(Data tied to figure images)
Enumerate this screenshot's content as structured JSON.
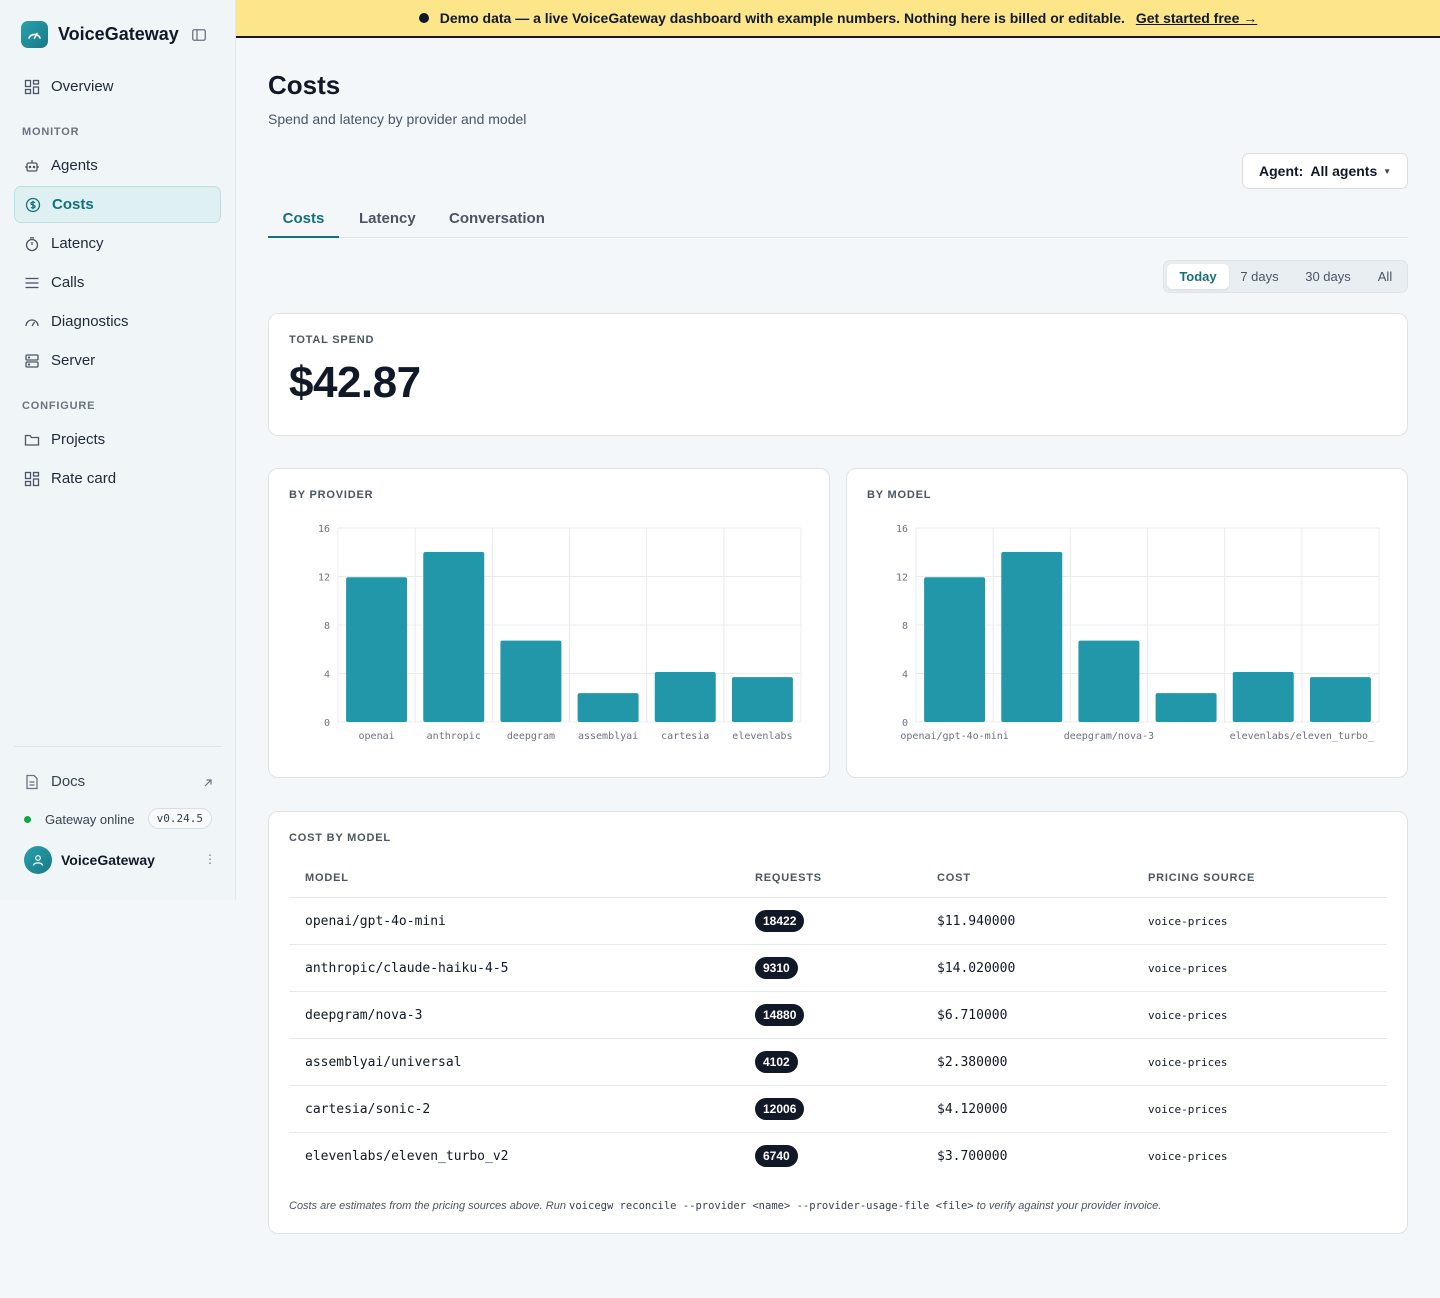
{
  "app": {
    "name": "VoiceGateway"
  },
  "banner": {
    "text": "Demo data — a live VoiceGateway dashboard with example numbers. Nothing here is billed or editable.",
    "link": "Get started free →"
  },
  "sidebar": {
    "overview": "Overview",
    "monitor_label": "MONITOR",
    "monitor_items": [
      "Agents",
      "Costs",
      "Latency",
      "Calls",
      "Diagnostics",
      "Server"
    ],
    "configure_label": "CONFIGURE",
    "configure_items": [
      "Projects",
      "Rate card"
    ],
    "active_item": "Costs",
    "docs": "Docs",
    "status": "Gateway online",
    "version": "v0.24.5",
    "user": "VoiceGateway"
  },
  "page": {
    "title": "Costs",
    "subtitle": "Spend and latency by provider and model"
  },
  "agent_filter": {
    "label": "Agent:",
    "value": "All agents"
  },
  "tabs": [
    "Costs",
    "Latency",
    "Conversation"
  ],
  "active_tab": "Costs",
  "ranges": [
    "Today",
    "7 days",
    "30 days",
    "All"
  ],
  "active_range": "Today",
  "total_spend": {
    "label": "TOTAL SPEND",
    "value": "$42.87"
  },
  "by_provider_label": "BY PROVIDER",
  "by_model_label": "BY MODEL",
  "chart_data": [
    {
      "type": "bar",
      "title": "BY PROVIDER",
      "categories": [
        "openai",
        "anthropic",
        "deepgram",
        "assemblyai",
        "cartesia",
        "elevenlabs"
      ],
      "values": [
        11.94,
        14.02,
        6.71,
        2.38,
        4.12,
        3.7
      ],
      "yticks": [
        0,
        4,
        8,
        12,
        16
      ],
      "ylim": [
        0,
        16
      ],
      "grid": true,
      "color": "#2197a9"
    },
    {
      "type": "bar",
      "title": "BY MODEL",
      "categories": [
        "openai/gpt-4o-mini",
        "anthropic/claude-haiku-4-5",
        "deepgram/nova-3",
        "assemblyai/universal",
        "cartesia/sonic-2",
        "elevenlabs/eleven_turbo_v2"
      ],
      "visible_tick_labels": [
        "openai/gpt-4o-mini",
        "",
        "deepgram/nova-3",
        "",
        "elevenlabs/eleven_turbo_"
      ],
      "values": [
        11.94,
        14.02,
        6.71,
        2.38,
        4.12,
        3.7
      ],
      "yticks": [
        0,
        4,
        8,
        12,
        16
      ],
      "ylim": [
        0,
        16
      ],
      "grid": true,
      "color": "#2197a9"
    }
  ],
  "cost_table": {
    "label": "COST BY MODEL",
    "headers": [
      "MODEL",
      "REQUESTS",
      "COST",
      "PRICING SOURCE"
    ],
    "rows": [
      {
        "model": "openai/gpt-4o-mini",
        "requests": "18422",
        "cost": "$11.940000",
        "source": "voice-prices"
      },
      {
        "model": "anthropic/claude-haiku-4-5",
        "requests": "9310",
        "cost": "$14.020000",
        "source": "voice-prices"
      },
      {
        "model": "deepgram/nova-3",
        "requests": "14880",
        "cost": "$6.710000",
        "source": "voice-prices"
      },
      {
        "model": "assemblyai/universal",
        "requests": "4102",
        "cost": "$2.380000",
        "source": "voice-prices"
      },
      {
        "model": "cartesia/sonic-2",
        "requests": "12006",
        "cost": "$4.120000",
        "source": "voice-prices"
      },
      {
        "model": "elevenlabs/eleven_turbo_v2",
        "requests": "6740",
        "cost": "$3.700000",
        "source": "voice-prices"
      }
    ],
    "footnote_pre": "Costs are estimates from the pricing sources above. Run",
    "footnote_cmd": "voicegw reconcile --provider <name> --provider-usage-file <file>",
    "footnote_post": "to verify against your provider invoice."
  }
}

• WORK TO DO:
Copy the data character for character, but drop all pictures from the copy.

• EXERCISE RESULT:
Enumerate this screenshot's content as structured JSON.
{
  "app": {
    "name": "VoiceGateway"
  },
  "banner": {
    "text": "Demo data — a live VoiceGateway dashboard with example numbers. Nothing here is billed or editable.",
    "link": "Get started free →"
  },
  "sidebar": {
    "overview": "Overview",
    "monitor_label": "MONITOR",
    "monitor_items": [
      "Agents",
      "Costs",
      "Latency",
      "Calls",
      "Diagnostics",
      "Server"
    ],
    "configure_label": "CONFIGURE",
    "configure_items": [
      "Projects",
      "Rate card"
    ],
    "active_item": "Costs",
    "docs": "Docs",
    "status": "Gateway online",
    "version": "v0.24.5",
    "user": "VoiceGateway"
  },
  "page": {
    "title": "Costs",
    "subtitle": "Spend and latency by provider and model"
  },
  "agent_filter": {
    "label": "Agent:",
    "value": "All agents"
  },
  "tabs": [
    "Costs",
    "Latency",
    "Conversation"
  ],
  "active_tab": "Costs",
  "ranges": [
    "Today",
    "7 days",
    "30 days",
    "All"
  ],
  "active_range": "Today",
  "total_spend": {
    "label": "TOTAL SPEND",
    "value": "$42.87"
  },
  "by_provider_label": "BY PROVIDER",
  "by_model_label": "BY MODEL",
  "chart_data": [
    {
      "type": "bar",
      "title": "BY PROVIDER",
      "categories": [
        "openai",
        "anthropic",
        "deepgram",
        "assemblyai",
        "cartesia",
        "elevenlabs"
      ],
      "values": [
        11.94,
        14.02,
        6.71,
        2.38,
        4.12,
        3.7
      ],
      "yticks": [
        0,
        4,
        8,
        12,
        16
      ],
      "ylim": [
        0,
        16
      ],
      "grid": true,
      "color": "#2197a9"
    },
    {
      "type": "bar",
      "title": "BY MODEL",
      "categories": [
        "openai/gpt-4o-mini",
        "anthropic/claude-haiku-4-5",
        "deepgram/nova-3",
        "assemblyai/universal",
        "cartesia/sonic-2",
        "elevenlabs/eleven_turbo_v2"
      ],
      "visible_tick_labels": [
        "openai/gpt-4o-mini",
        "",
        "deepgram/nova-3",
        "",
        "elevenlabs/eleven_turbo_"
      ],
      "values": [
        11.94,
        14.02,
        6.71,
        2.38,
        4.12,
        3.7
      ],
      "yticks": [
        0,
        4,
        8,
        12,
        16
      ],
      "ylim": [
        0,
        16
      ],
      "grid": true,
      "color": "#2197a9"
    }
  ],
  "cost_table": {
    "label": "COST BY MODEL",
    "headers": [
      "MODEL",
      "REQUESTS",
      "COST",
      "PRICING SOURCE"
    ],
    "rows": [
      {
        "model": "openai/gpt-4o-mini",
        "requests": "18422",
        "cost": "$11.940000",
        "source": "voice-prices"
      },
      {
        "model": "anthropic/claude-haiku-4-5",
        "requests": "9310",
        "cost": "$14.020000",
        "source": "voice-prices"
      },
      {
        "model": "deepgram/nova-3",
        "requests": "14880",
        "cost": "$6.710000",
        "source": "voice-prices"
      },
      {
        "model": "assemblyai/universal",
        "requests": "4102",
        "cost": "$2.380000",
        "source": "voice-prices"
      },
      {
        "model": "cartesia/sonic-2",
        "requests": "12006",
        "cost": "$4.120000",
        "source": "voice-prices"
      },
      {
        "model": "elevenlabs/eleven_turbo_v2",
        "requests": "6740",
        "cost": "$3.700000",
        "source": "voice-prices"
      }
    ],
    "footnote_pre": "Costs are estimates from the pricing sources above. Run",
    "footnote_cmd": "voicegw reconcile --provider <name> --provider-usage-file <file>",
    "footnote_post": "to verify against your provider invoice."
  }
}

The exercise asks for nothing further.